▶ _PROVIDED ENTRIES_:

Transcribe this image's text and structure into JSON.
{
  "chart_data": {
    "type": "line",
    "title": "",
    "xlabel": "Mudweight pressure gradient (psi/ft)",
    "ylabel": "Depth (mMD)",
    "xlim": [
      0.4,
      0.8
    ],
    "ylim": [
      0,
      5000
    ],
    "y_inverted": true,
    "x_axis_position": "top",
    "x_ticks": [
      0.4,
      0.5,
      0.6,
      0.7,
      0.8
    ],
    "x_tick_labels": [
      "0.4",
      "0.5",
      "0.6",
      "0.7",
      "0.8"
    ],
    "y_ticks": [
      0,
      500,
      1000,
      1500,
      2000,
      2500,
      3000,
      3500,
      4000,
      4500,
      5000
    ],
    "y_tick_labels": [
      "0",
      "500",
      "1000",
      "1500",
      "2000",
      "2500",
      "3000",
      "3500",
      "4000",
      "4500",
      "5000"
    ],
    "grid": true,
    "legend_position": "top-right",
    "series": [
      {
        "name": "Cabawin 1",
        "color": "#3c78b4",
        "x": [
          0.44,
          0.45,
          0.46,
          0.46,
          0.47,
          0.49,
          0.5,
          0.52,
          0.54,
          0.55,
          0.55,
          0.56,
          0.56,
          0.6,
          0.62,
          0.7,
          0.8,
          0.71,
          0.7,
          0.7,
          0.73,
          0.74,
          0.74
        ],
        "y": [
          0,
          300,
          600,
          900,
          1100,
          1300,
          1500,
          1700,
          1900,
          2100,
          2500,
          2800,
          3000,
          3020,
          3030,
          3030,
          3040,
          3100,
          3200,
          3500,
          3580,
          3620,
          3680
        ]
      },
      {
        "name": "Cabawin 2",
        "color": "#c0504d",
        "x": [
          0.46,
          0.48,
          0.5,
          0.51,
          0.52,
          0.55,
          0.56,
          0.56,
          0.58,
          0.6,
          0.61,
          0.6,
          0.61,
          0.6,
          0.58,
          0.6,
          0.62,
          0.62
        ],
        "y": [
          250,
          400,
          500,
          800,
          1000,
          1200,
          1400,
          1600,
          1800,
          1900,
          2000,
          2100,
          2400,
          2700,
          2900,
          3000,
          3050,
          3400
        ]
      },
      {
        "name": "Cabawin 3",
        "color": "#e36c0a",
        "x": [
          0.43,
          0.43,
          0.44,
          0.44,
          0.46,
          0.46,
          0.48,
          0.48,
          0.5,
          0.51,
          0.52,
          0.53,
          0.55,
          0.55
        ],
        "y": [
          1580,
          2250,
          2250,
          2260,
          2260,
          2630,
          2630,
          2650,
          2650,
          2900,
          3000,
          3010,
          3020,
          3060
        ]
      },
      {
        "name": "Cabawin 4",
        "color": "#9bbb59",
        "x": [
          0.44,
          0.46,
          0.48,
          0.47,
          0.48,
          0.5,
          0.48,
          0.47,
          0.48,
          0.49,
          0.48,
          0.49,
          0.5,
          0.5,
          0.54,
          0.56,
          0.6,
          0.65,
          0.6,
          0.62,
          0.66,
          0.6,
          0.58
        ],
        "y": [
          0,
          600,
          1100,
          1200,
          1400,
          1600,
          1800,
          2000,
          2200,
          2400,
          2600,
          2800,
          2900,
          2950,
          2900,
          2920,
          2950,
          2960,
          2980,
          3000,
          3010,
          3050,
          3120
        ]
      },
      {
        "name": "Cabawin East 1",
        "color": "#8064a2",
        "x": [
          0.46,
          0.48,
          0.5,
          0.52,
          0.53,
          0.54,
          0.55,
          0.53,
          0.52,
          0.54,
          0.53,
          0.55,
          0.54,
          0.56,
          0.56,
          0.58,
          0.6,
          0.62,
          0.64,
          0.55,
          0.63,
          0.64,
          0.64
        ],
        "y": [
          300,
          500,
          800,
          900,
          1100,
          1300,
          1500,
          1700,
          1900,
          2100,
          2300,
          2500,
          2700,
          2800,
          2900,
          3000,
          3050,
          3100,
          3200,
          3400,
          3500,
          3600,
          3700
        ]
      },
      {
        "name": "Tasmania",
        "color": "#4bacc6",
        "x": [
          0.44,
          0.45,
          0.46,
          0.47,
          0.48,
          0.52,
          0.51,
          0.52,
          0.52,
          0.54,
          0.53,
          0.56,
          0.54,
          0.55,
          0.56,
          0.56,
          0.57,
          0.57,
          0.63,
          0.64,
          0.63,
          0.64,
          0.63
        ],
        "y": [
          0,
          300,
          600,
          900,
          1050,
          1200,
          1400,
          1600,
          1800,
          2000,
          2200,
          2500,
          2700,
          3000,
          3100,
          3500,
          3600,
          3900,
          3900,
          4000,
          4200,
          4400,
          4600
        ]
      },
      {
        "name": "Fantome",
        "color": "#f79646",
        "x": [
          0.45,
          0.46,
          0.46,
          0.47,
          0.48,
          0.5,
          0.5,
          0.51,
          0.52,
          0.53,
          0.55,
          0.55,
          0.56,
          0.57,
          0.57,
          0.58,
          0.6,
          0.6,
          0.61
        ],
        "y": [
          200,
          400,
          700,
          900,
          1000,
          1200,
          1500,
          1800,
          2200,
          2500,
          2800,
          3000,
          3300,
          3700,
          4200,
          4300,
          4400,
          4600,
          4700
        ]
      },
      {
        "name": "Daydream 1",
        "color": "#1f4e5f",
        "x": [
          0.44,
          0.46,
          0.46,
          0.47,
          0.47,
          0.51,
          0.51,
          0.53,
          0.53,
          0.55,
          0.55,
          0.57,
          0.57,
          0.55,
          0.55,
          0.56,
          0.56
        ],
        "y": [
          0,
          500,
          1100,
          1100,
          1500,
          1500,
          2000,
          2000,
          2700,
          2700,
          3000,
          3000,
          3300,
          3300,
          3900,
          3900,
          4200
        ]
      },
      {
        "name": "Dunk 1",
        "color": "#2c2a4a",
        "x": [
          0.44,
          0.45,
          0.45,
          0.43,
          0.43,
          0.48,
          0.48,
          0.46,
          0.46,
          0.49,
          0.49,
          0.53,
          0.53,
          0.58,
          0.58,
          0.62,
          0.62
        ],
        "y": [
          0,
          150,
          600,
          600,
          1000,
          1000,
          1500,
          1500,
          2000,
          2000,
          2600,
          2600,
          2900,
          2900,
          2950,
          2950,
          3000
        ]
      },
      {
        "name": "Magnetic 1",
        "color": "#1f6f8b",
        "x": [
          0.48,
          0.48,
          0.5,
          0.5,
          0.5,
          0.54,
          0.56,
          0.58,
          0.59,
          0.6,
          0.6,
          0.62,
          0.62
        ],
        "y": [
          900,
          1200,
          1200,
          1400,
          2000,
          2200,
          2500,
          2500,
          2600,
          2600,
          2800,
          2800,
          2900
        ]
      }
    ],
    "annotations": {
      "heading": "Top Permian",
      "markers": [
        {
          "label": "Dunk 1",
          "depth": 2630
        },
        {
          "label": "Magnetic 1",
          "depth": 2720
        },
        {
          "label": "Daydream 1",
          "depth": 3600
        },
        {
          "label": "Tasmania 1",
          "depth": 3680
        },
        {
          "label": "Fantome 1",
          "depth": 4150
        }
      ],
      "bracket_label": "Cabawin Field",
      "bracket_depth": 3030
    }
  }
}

▶ _REQUIRED TASK_: Retype the data exactly as given.

▶ _REPLY TO THE EXERCISE_:
Transcribe this image's text and structure into JSON.
{
  "chart_data": {
    "type": "line",
    "title": "",
    "xlabel": "Mudweight pressure gradient (psi/ft)",
    "ylabel": "Depth (mMD)",
    "xlim": [
      0.4,
      0.8
    ],
    "ylim": [
      0,
      5000
    ],
    "y_inverted": true,
    "x_axis_position": "top",
    "x_ticks": [
      0.4,
      0.5,
      0.6,
      0.7,
      0.8
    ],
    "x_tick_labels": [
      "0.4",
      "0.5",
      "0.6",
      "0.7",
      "0.8"
    ],
    "y_ticks": [
      0,
      500,
      1000,
      1500,
      2000,
      2500,
      3000,
      3500,
      4000,
      4500,
      5000
    ],
    "y_tick_labels": [
      "0",
      "500",
      "1000",
      "1500",
      "2000",
      "2500",
      "3000",
      "3500",
      "4000",
      "4500",
      "5000"
    ],
    "grid": true,
    "legend_position": "top-right",
    "series": [
      {
        "name": "Cabawin 1",
        "color": "#3c78b4",
        "x": [
          0.44,
          0.45,
          0.46,
          0.46,
          0.47,
          0.49,
          0.5,
          0.52,
          0.54,
          0.55,
          0.55,
          0.56,
          0.56,
          0.6,
          0.62,
          0.7,
          0.8,
          0.71,
          0.7,
          0.7,
          0.73,
          0.74,
          0.74
        ],
        "y": [
          0,
          300,
          600,
          900,
          1100,
          1300,
          1500,
          1700,
          1900,
          2100,
          2500,
          2800,
          3000,
          3020,
          3030,
          3030,
          3040,
          3100,
          3200,
          3500,
          3580,
          3620,
          3680
        ]
      },
      {
        "name": "Cabawin 2",
        "color": "#c0504d",
        "x": [
          0.46,
          0.48,
          0.5,
          0.51,
          0.52,
          0.55,
          0.56,
          0.56,
          0.58,
          0.6,
          0.61,
          0.6,
          0.61,
          0.6,
          0.58,
          0.6,
          0.62,
          0.62
        ],
        "y": [
          250,
          400,
          500,
          800,
          1000,
          1200,
          1400,
          1600,
          1800,
          1900,
          2000,
          2100,
          2400,
          2700,
          2900,
          3000,
          3050,
          3400
        ]
      },
      {
        "name": "Cabawin 3",
        "color": "#e36c0a",
        "x": [
          0.43,
          0.43,
          0.44,
          0.44,
          0.46,
          0.46,
          0.48,
          0.48,
          0.5,
          0.51,
          0.52,
          0.53,
          0.55,
          0.55
        ],
        "y": [
          1580,
          2250,
          2250,
          2260,
          2260,
          2630,
          2630,
          2650,
          2650,
          2900,
          3000,
          3010,
          3020,
          3060
        ]
      },
      {
        "name": "Cabawin 4",
        "color": "#9bbb59",
        "x": [
          0.44,
          0.46,
          0.48,
          0.47,
          0.48,
          0.5,
          0.48,
          0.47,
          0.48,
          0.49,
          0.48,
          0.49,
          0.5,
          0.5,
          0.54,
          0.56,
          0.6,
          0.65,
          0.6,
          0.62,
          0.66,
          0.6,
          0.58
        ],
        "y": [
          0,
          600,
          1100,
          1200,
          1400,
          1600,
          1800,
          2000,
          2200,
          2400,
          2600,
          2800,
          2900,
          2950,
          2900,
          2920,
          2950,
          2960,
          2980,
          3000,
          3010,
          3050,
          3120
        ]
      },
      {
        "name": "Cabawin East 1",
        "color": "#8064a2",
        "x": [
          0.46,
          0.48,
          0.5,
          0.52,
          0.53,
          0.54,
          0.55,
          0.53,
          0.52,
          0.54,
          0.53,
          0.55,
          0.54,
          0.56,
          0.56,
          0.58,
          0.6,
          0.62,
          0.64,
          0.55,
          0.63,
          0.64,
          0.64
        ],
        "y": [
          300,
          500,
          800,
          900,
          1100,
          1300,
          1500,
          1700,
          1900,
          2100,
          2300,
          2500,
          2700,
          2800,
          2900,
          3000,
          3050,
          3100,
          3200,
          3400,
          3500,
          3600,
          3700
        ]
      },
      {
        "name": "Tasmania",
        "color": "#4bacc6",
        "x": [
          0.44,
          0.45,
          0.46,
          0.47,
          0.48,
          0.52,
          0.51,
          0.52,
          0.52,
          0.54,
          0.53,
          0.56,
          0.54,
          0.55,
          0.56,
          0.56,
          0.57,
          0.57,
          0.63,
          0.64,
          0.63,
          0.64,
          0.63
        ],
        "y": [
          0,
          300,
          600,
          900,
          1050,
          1200,
          1400,
          1600,
          1800,
          2000,
          2200,
          2500,
          2700,
          3000,
          3100,
          3500,
          3600,
          3900,
          3900,
          4000,
          4200,
          4400,
          4600
        ]
      },
      {
        "name": "Fantome",
        "color": "#f79646",
        "x": [
          0.45,
          0.46,
          0.46,
          0.47,
          0.48,
          0.5,
          0.5,
          0.51,
          0.52,
          0.53,
          0.55,
          0.55,
          0.56,
          0.57,
          0.57,
          0.58,
          0.6,
          0.6,
          0.61
        ],
        "y": [
          200,
          400,
          700,
          900,
          1000,
          1200,
          1500,
          1800,
          2200,
          2500,
          2800,
          3000,
          3300,
          3700,
          4200,
          4300,
          4400,
          4600,
          4700
        ]
      },
      {
        "name": "Daydream 1",
        "color": "#1f4e5f",
        "x": [
          0.44,
          0.46,
          0.46,
          0.47,
          0.47,
          0.51,
          0.51,
          0.53,
          0.53,
          0.55,
          0.55,
          0.57,
          0.57,
          0.55,
          0.55,
          0.56,
          0.56
        ],
        "y": [
          0,
          500,
          1100,
          1100,
          1500,
          1500,
          2000,
          2000,
          2700,
          2700,
          3000,
          3000,
          3300,
          3300,
          3900,
          3900,
          4200
        ]
      },
      {
        "name": "Dunk 1",
        "color": "#2c2a4a",
        "x": [
          0.44,
          0.45,
          0.45,
          0.43,
          0.43,
          0.48,
          0.48,
          0.46,
          0.46,
          0.49,
          0.49,
          0.53,
          0.53,
          0.58,
          0.58,
          0.62,
          0.62
        ],
        "y": [
          0,
          150,
          600,
          600,
          1000,
          1000,
          1500,
          1500,
          2000,
          2000,
          2600,
          2600,
          2900,
          2900,
          2950,
          2950,
          3000
        ]
      },
      {
        "name": "Magnetic 1",
        "color": "#1f6f8b",
        "x": [
          0.48,
          0.48,
          0.5,
          0.5,
          0.5,
          0.54,
          0.56,
          0.58,
          0.59,
          0.6,
          0.6,
          0.62,
          0.62
        ],
        "y": [
          900,
          1200,
          1200,
          1400,
          2000,
          2200,
          2500,
          2500,
          2600,
          2600,
          2800,
          2800,
          2900
        ]
      }
    ],
    "annotations": {
      "heading": "Top Permian",
      "markers": [
        {
          "label": "Dunk 1",
          "depth": 2630
        },
        {
          "label": "Magnetic 1",
          "depth": 2720
        },
        {
          "label": "Daydream 1",
          "depth": 3600
        },
        {
          "label": "Tasmania 1",
          "depth": 3680
        },
        {
          "label": "Fantome 1",
          "depth": 4150
        }
      ],
      "bracket_label": "Cabawin Field",
      "bracket_depth": 3030
    }
  }
}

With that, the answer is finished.